| ON DECK FOR THURSDAY, APRIL 4 |
KEY POINTS:
- Markets in a holding pattern before tomorrow’s US, Canadian jobs
- Powell said nothing new on monetary policy yesterday...
- ...but shoved back against mandate creep
- Soft Swiss core inflation heats up SNB cut bets
- US layoffs, claims on tap; watch for Good Friday distortions
- Canadian trade’s contribution to growth to be updated
- More Fed-speak today
Overnight developments were very light in terms of markets and macro developments. Weaker than expected Swiss CPI reinforced pricing for another SNB cut. Oil prices are flat so far this session. Curves are marked by slight underperformance by US Ts. Equities are mostly higher across global benchmarks.
Powell Said Nothing New
I don’t see notable catalysts for this morning’s market moves and didn’t think Powell said anything new yesterday as his core message remained that they need more data to assess what’s going on with inflation and can take their time before probably cutting later. That’s entirely compatible with the -75bps in the dot plot and the clear skewness toward less in the distribution.
The opportunity was missed to ask Powell questions like how he views the large run-up in oil prices from the standpoint of opportunity to US oil producers versus inflation risk, particularly given somewhat of a rise in some measures of inflation expectations.

AVAILABLE DATA:

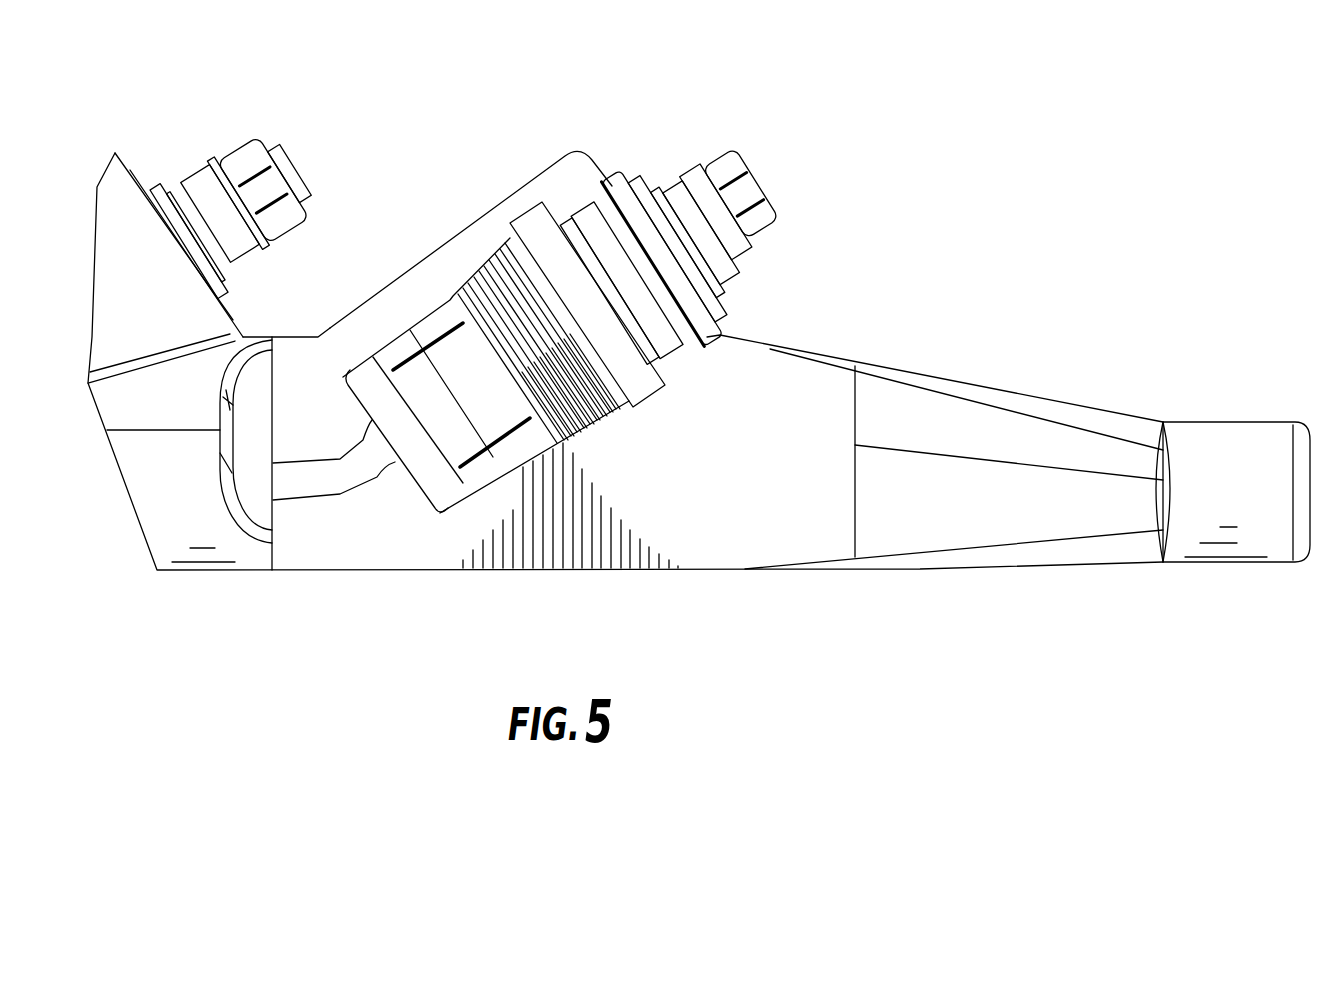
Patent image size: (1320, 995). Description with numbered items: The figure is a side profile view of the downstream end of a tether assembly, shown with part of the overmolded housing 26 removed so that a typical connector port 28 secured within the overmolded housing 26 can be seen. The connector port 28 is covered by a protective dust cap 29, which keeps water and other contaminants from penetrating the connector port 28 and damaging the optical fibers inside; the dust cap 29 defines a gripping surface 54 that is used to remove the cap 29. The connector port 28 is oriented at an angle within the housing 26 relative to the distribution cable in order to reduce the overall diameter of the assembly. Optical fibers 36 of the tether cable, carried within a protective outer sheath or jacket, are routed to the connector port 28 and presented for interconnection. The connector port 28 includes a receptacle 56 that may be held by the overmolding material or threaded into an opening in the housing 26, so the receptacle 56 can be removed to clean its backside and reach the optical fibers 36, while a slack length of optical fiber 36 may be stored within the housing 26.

EXERCISES:
• 1. Print the market note word for word, starting at "- ...but shoved" and ending at "across global benchmarks.".
• 2. Write the next part of the market note, picking up right after its last sentence.
The material was drawn from a different source than the market note.

TASK RESPONSES:
• 1.
- ...but shoved back against mandate creep
- Soft Swiss core inflation heats up SNB cut bets
- US layoffs, claims on tap; watch for Good Friday distortions
- Canadian trade’s contribution to growth to be updated
- More Fed-speak today
Overnight developments were very light in terms of markets and macro developments. Weaker than expected Swiss CPI reinforced pricing for another SNB cut. Oil prices are flat so far this session. Curves are marked by slight underperformance by US Ts. Equities are mostly higher across global benchmarks.

• 2.
Beyond that, the rest of Powell’s short speech just pushed back against mandate creep by telling everyone to stop pressuring the Fed to get involved in determining climate policy, immigration policy, fiscal policy etc. Good for him! His message was that they have enough on their plate and it’s up to elected officials and others to manage the rest. Frankly, given the rather glaring imperfections in how the Fed conducts monetary policy, I wouldn’t want them touching the rest anyway!! It was mildly amusing that he delivered this message before Stanford’s ‘Business, Government and Society Forum’ at its business school that emphasizes a need to focus upon all manner of considerations beyond the business of running a business to its students.
SNB Cut Pricing Heats Up Post-CPI
The Swiss franc depreciated and is the weakest performer to the dollar this morning in the wake of CPI for March. Core inflation landed at just 0.09% m/m NSA which was weaker than a typical month of March (chart 1). That put a little more downward pressure on the y/y rate to 1% from 1.1% previously. Contract pricing for the next SNB meeting on June 20th added a few basis points and is mostly toward another quarter point cut. The overall curve richened by 2–3bps across maturities.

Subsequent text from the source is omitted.